### [Records to process]
>>>

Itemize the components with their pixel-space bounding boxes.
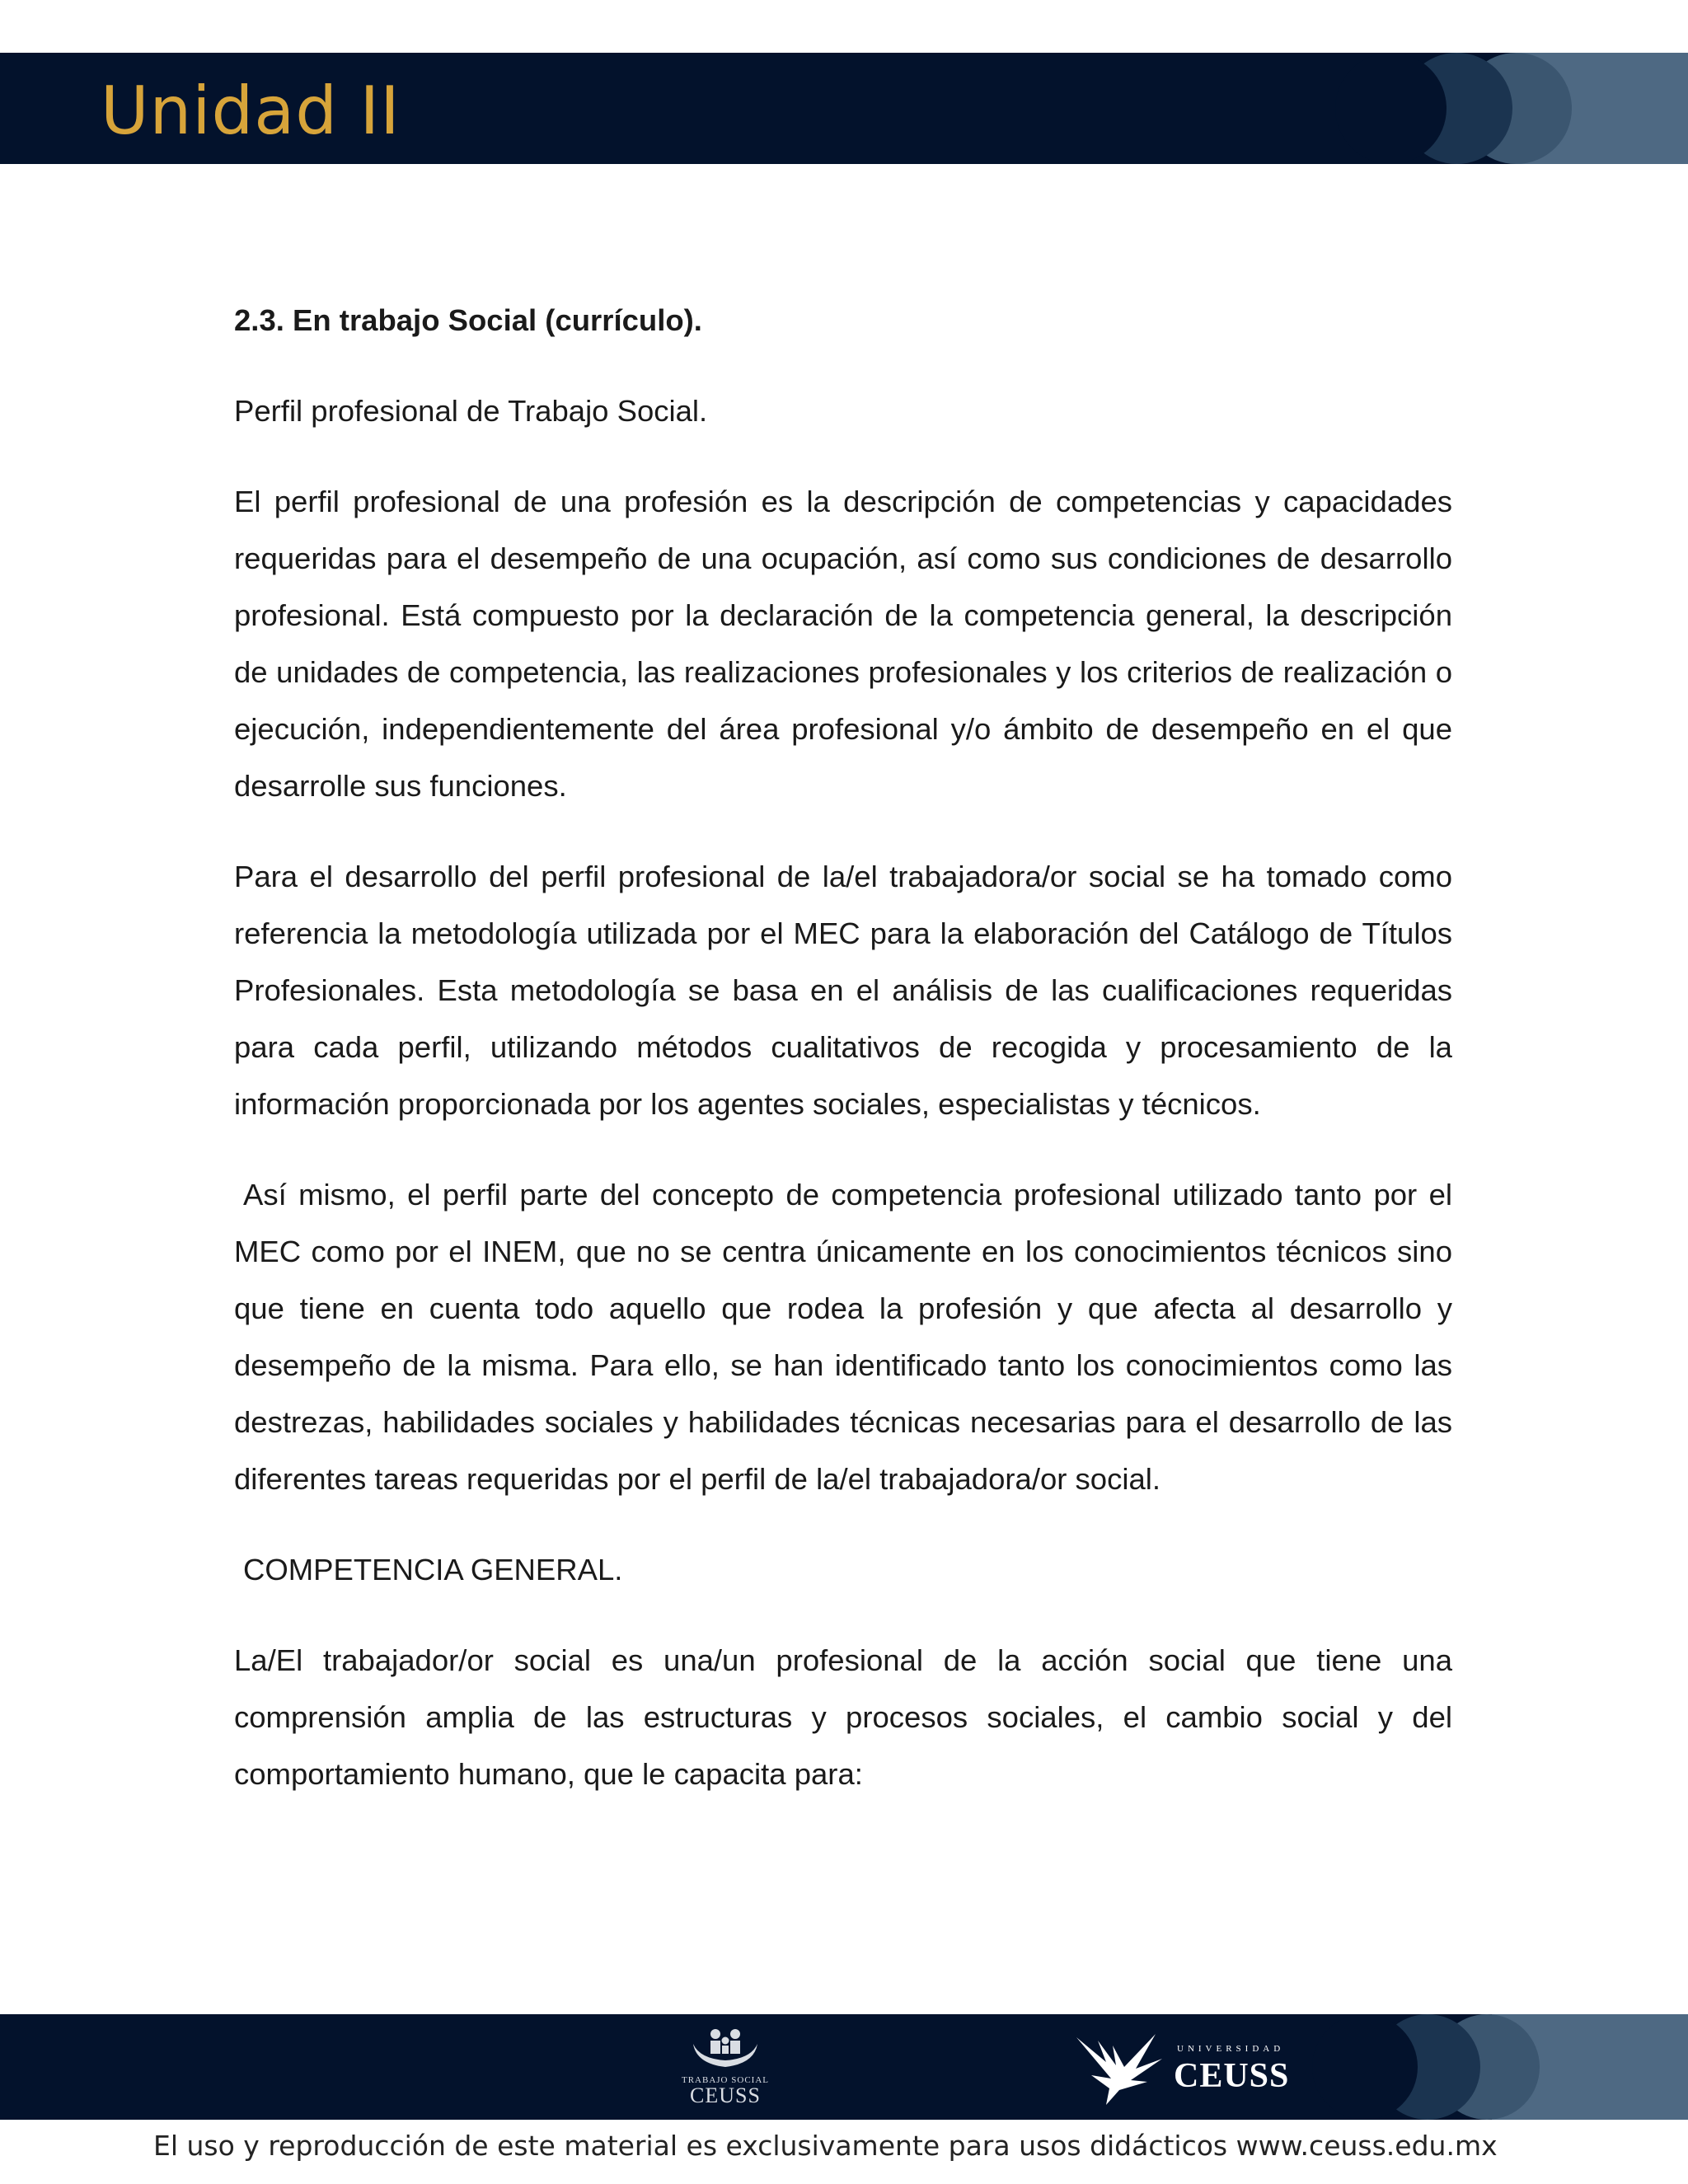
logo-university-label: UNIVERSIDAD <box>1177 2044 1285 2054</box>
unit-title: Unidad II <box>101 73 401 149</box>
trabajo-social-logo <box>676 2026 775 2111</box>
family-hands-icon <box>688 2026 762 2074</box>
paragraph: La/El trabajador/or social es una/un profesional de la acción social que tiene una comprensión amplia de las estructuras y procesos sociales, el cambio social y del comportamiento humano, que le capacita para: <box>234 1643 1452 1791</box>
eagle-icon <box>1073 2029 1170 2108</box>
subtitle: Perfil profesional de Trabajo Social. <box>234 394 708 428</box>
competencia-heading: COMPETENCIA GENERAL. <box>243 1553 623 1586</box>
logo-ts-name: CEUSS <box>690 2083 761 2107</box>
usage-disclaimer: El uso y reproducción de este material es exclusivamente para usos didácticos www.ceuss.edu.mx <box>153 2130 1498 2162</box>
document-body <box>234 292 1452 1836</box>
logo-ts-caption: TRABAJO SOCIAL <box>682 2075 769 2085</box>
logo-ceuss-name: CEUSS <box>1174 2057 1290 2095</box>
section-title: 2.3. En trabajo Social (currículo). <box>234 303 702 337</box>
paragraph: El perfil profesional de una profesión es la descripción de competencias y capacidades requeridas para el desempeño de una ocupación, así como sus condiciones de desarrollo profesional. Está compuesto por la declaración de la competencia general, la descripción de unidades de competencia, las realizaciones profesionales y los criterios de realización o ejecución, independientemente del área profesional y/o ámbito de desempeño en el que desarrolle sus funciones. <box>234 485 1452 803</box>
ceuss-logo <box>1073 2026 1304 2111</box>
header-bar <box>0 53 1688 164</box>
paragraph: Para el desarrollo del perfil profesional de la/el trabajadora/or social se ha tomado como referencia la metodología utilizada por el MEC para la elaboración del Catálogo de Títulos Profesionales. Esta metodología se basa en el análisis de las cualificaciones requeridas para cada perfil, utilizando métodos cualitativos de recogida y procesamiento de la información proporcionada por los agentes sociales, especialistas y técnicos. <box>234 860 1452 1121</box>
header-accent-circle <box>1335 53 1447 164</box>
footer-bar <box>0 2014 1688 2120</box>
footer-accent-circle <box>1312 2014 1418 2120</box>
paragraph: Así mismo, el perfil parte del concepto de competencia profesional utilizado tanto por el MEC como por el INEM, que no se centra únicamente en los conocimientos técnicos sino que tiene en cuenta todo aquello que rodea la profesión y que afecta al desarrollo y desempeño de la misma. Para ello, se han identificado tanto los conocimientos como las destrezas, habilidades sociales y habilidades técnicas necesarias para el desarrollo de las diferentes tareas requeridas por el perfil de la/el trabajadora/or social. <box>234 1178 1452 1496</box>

<<<
>>>

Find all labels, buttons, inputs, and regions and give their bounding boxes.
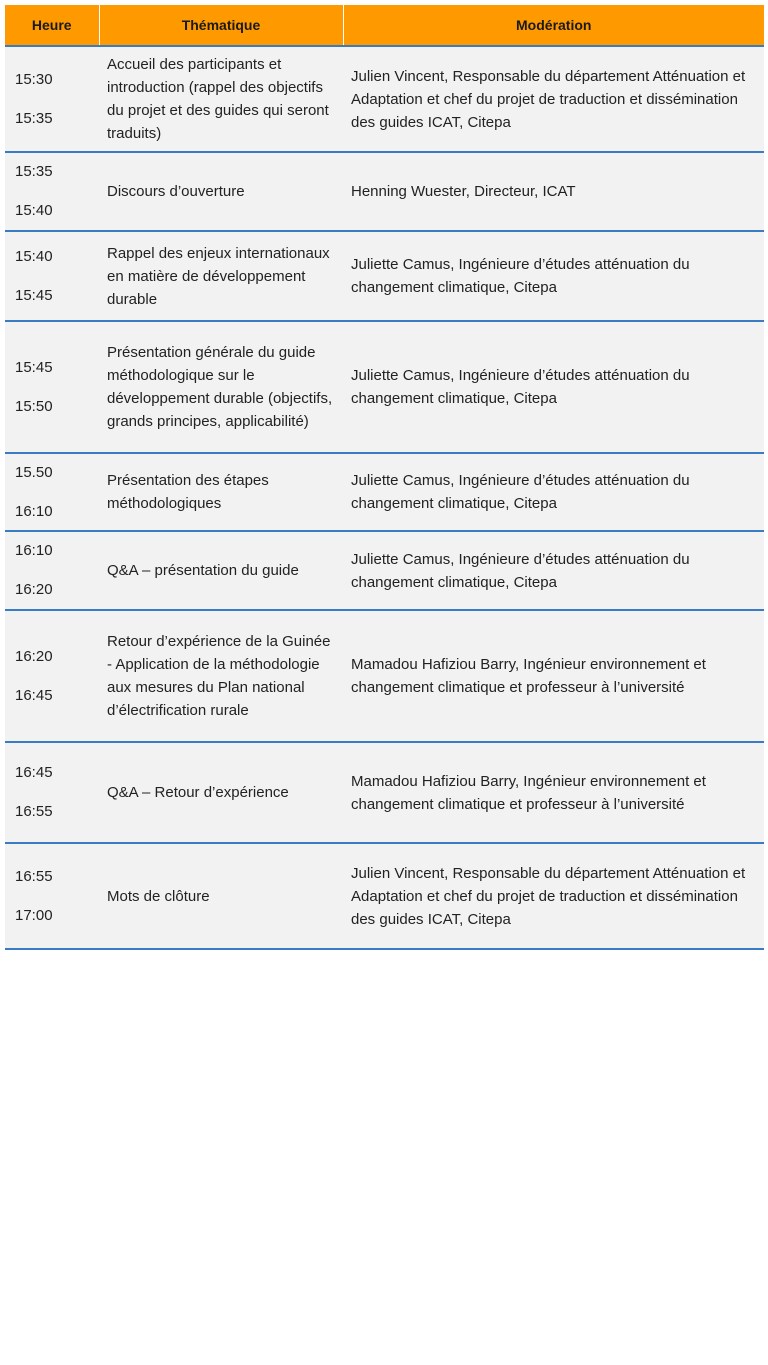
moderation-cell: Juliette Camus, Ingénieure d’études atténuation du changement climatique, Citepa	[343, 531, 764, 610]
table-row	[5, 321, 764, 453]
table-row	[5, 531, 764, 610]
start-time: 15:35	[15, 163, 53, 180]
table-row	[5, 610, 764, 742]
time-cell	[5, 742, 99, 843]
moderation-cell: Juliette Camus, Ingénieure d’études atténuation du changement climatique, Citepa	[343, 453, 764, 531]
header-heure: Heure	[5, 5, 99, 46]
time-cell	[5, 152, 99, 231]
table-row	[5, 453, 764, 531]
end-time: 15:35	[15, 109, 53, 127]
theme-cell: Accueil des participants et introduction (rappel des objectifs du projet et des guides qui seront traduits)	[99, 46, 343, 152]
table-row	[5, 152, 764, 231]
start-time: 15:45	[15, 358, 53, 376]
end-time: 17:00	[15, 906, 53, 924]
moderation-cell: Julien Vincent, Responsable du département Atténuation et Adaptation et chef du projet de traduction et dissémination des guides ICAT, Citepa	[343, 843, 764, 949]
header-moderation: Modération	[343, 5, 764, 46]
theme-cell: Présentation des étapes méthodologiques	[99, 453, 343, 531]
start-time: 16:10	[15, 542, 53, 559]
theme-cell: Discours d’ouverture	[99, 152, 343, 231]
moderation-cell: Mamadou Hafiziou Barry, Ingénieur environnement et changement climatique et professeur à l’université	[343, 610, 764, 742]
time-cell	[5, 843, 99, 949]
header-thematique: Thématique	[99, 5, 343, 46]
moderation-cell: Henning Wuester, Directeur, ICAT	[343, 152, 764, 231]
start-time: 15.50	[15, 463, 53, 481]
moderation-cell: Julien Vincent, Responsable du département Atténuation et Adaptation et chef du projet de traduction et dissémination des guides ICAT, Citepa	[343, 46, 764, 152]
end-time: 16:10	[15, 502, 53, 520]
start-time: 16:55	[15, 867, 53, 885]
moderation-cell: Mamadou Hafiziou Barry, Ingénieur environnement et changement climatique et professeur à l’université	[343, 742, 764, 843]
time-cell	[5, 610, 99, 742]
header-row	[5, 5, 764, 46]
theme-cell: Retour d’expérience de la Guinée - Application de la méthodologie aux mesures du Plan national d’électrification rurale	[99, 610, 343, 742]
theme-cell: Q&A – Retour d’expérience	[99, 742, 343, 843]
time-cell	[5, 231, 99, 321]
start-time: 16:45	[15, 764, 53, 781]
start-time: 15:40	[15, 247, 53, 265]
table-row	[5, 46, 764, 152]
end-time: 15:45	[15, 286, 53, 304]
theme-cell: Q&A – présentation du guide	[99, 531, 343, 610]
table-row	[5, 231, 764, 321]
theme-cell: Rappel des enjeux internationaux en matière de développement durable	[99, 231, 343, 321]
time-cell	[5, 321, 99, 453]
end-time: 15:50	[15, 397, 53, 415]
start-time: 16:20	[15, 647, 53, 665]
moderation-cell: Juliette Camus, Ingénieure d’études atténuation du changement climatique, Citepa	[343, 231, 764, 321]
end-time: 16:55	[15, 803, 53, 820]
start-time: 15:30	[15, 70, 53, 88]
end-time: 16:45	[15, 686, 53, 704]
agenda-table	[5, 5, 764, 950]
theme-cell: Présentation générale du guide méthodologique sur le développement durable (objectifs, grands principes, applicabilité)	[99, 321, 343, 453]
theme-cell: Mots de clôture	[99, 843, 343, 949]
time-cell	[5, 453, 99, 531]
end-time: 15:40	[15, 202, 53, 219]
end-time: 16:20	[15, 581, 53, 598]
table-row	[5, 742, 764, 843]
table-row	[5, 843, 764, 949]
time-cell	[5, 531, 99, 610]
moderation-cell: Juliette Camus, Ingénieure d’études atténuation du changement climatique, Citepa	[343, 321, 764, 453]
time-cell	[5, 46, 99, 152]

<<<

### [Direction]
Recast the lines from the one containing "logo-university-label: UNIVERSIDAD <box>1177" through the one containing "header-bar <box>0 53 1688 164</box>", both included, as a Markdown table with the columns Row and Line. Number each line in the Row column and leave out any blank lines.

### [Answer to the problem]
| Row | Line |
|---|---|
| 1 | logo-university-label: UNIVERSIDAD <box>1177 2044 1285 2054</box> |
| 2 | unit-title: Unidad II <box>101 73 401 149</box> |
| 3 | trabajo-social-logo <box>676 2026 775 2111</box> |
| 4 | family-hands-icon <box>688 2026 762 2074</box> |
| 5 | paragraph: La/El trabajador/or social es una/un profesional de la acción social que tiene una comprensión amplia de las estructuras y procesos sociales, el cambio social y del comportamiento humano, que le capacita para: <box>234 1643 1452 1791</box> |
| 6 | eagle-icon <box>1073 2029 1170 2108</box> |
| 7 | subtitle: Perfil profesional de Trabajo Social. <box>234 394 708 428</box> |
| 8 | competencia-heading: COMPETENCIA GENERAL. <box>243 1553 623 1586</box> |
| 9 | logo-ts-name: CEUSS <box>690 2083 761 2107</box> |
| 10 | usage-disclaimer: El uso y reproducción de este material es exclusivamente para usos didácticos www.ceuss.edu.mx <box>153 2130 1498 2162</box> |
| 11 | document-body <box>234 292 1452 1836</box> |
| 12 | logo-ts-caption: TRABAJO SOCIAL <box>682 2075 769 2085</box> |
| 13 | logo-ceuss-name: CEUSS <box>1174 2057 1290 2095</box> |
| 14 | section-title: 2.3. En trabajo Social (currículo). <box>234 303 702 337</box> |
| 15 | paragraph: El perfil profesional de una profesión es la descripción de competencias y capacidades requeridas para el desempeño de una ocupación, así como sus condiciones de desarrollo profesional. Está compuesto por la declaración de la competencia general, la descripción de unidades de competencia, las realizaciones profesionales y los criterios de realización o ejecución, independientemente del área profesional y/o ámbito de desempeño en el que desarrolle sus funciones. <box>234 485 1452 803</box> |
| 16 | ceuss-logo <box>1073 2026 1304 2111</box> |
| 17 | header-bar <box>0 53 1688 164</box> |